(Work to complete):
Each line that holds the word "DIABETES" counts once; report the total and nothing else.

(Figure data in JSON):
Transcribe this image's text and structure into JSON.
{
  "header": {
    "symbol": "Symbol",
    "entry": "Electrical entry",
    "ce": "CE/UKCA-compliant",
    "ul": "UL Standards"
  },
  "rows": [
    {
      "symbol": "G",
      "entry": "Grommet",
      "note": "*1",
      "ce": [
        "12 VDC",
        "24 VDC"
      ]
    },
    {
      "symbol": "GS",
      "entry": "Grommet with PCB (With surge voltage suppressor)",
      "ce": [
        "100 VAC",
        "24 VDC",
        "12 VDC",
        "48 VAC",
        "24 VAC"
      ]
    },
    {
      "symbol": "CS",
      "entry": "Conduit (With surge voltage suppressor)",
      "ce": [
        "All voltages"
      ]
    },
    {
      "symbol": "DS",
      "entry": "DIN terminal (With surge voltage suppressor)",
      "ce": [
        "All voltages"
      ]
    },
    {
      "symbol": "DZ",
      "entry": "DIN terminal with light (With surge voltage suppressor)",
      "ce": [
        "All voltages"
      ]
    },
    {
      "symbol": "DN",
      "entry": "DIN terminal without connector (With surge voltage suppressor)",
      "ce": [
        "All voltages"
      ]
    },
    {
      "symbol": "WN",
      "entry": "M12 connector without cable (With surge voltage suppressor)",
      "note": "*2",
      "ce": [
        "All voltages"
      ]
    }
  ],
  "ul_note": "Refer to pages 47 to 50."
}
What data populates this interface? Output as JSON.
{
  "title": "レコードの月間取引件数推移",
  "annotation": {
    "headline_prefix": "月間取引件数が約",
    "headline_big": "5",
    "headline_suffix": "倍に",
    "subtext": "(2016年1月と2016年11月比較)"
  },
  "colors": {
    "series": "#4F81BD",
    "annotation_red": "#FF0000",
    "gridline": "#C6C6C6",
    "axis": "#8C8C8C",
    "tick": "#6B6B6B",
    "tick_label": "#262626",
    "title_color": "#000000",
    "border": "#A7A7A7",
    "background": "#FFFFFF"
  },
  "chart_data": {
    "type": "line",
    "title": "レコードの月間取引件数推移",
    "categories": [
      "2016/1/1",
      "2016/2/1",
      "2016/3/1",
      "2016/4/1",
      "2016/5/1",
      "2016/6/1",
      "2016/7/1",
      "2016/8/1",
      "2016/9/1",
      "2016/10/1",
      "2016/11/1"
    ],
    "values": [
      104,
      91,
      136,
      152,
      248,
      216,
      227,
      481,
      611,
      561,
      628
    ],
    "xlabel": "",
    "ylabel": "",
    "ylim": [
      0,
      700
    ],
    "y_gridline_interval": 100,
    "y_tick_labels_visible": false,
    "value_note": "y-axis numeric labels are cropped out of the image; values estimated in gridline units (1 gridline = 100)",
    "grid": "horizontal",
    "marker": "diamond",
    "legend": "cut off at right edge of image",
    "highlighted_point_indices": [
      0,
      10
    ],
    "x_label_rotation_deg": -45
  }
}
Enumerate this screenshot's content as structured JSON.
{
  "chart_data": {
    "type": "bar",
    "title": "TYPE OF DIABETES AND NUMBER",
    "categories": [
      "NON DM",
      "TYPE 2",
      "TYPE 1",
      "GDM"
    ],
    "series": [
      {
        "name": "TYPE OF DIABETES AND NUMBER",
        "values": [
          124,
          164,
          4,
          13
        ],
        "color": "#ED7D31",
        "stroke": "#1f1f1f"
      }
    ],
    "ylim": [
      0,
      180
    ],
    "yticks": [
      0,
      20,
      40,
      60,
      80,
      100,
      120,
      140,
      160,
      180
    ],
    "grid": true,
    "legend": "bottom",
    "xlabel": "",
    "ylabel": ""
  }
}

(Correct result):
2